▶ _What to work on_:
Below is a listing; write it out exactly and drop any images from it.

▶ _Records_:
○ ○ ○ ○ ○
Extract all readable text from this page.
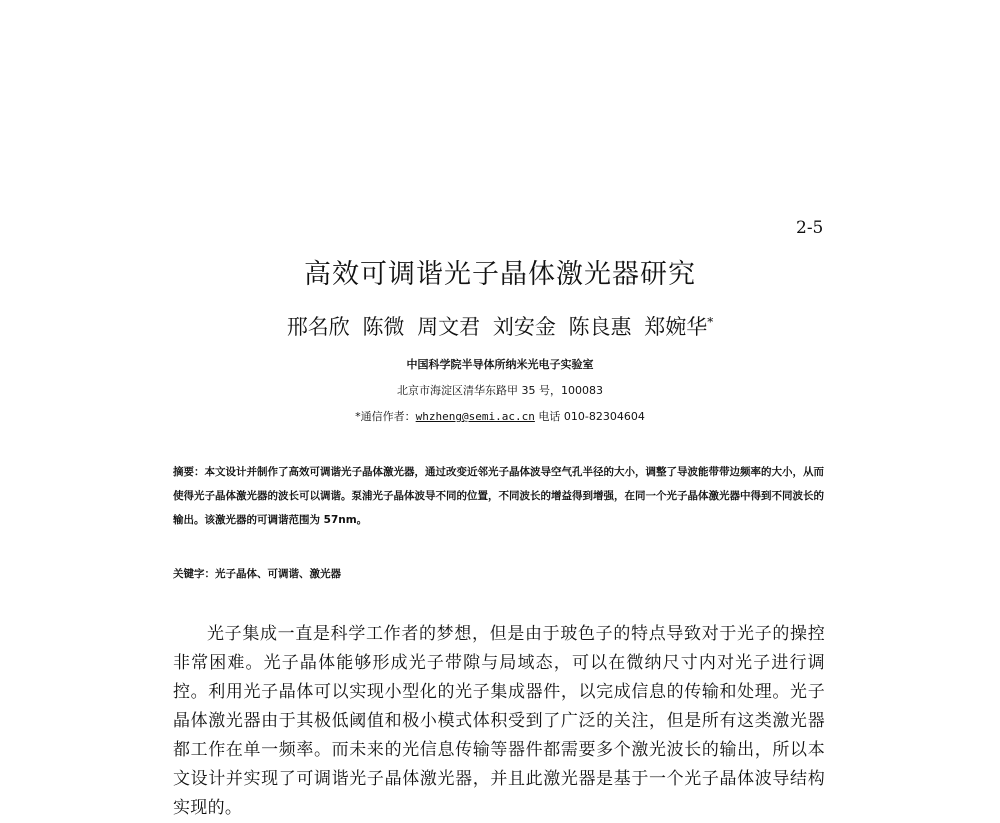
2-5
高效可调谐光子晶体激光器研究
邢名欣 陈微 周文君 刘安金 陈良惠 郑婉华*
中国科学院半导体所纳米光电子实验室
北京市海淀区清华东路甲 35 号，100083
*通信作者：whzheng@semi.ac.cn 电话 010-82304604
摘要：本文设计并制作了高效可调谐光子晶体激光器，通过改变近邻光子晶体波导空气孔半径的大小，调整了导波能带带边频率的大小，从而使得光子晶体激光器的波长可以调谐。泵浦光子晶体波导不同的位置，不同波长的增益得到增强，在同一个光子晶体激光器中得到不同波长的输出。该激光器的可调谐范围为 57nm。
关键字：光子晶体、可调谐、激光器

光子集成一直是科学工作者的梦想，但是由于玻色子的特点导致对于光子的操控非常困难。光子晶体能够形成光子带隙与局域态，可以在微纳尺寸内对光子进行调控。利用光子晶体可以实现小型化的光子集成器件，以完成信息的传输和处理。光子晶体激光器由于其极低阈值和极小模式体积受到了广泛的关注，但是所有这类激光器都工作在单一频率。而未来的光信息传输等器件都需要多个激光波长的输出，所以本文设计并实现了可调谐光子晶体激光器，并且此激光器是基于一个光子晶体波导结构实现的。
○ ○ ○ ○ ○
▶ _Response to this task_:
Extract all readable text from this page.
2-5
高效可调谐光子晶体激光器研究
邢名欣 陈微 周文君 刘安金 陈良惠 郑婉华*
中国科学院半导体所纳米光电子实验室
北京市海淀区清华东路甲 35 号，100083
*通信作者：whzheng@semi.ac.cn 电话 010-82304604
摘要：本文设计并制作了高效可调谐光子晶体激光器，通过改变近邻光子晶体波导空气孔半径的大小，调整了导波能带带边频率的大小，从而使得光子晶体激光器的波长可以调谐。泵浦光子晶体波导不同的位置，不同波长的增益得到增强，在同一个光子晶体激光器中得到不同波长的输出。该激光器的可调谐范围为 57nm。
关键字：光子晶体、可调谐、激光器

光子集成一直是科学工作者的梦想，但是由于玻色子的特点导致对于光子的操控非常困难。光子晶体能够形成光子带隙与局域态，可以在微纳尺寸内对光子进行调控。利用光子晶体可以实现小型化的光子集成器件，以完成信息的传输和处理。光子晶体激光器由于其极低阈值和极小模式体积受到了广泛的关注，但是所有这类激光器都工作在单一频率。而未来的光信息传输等器件都需要多个激光波长的输出，所以本文设计并实现了可调谐光子晶体激光器，并且此激光器是基于一个光子晶体波导结构实现的。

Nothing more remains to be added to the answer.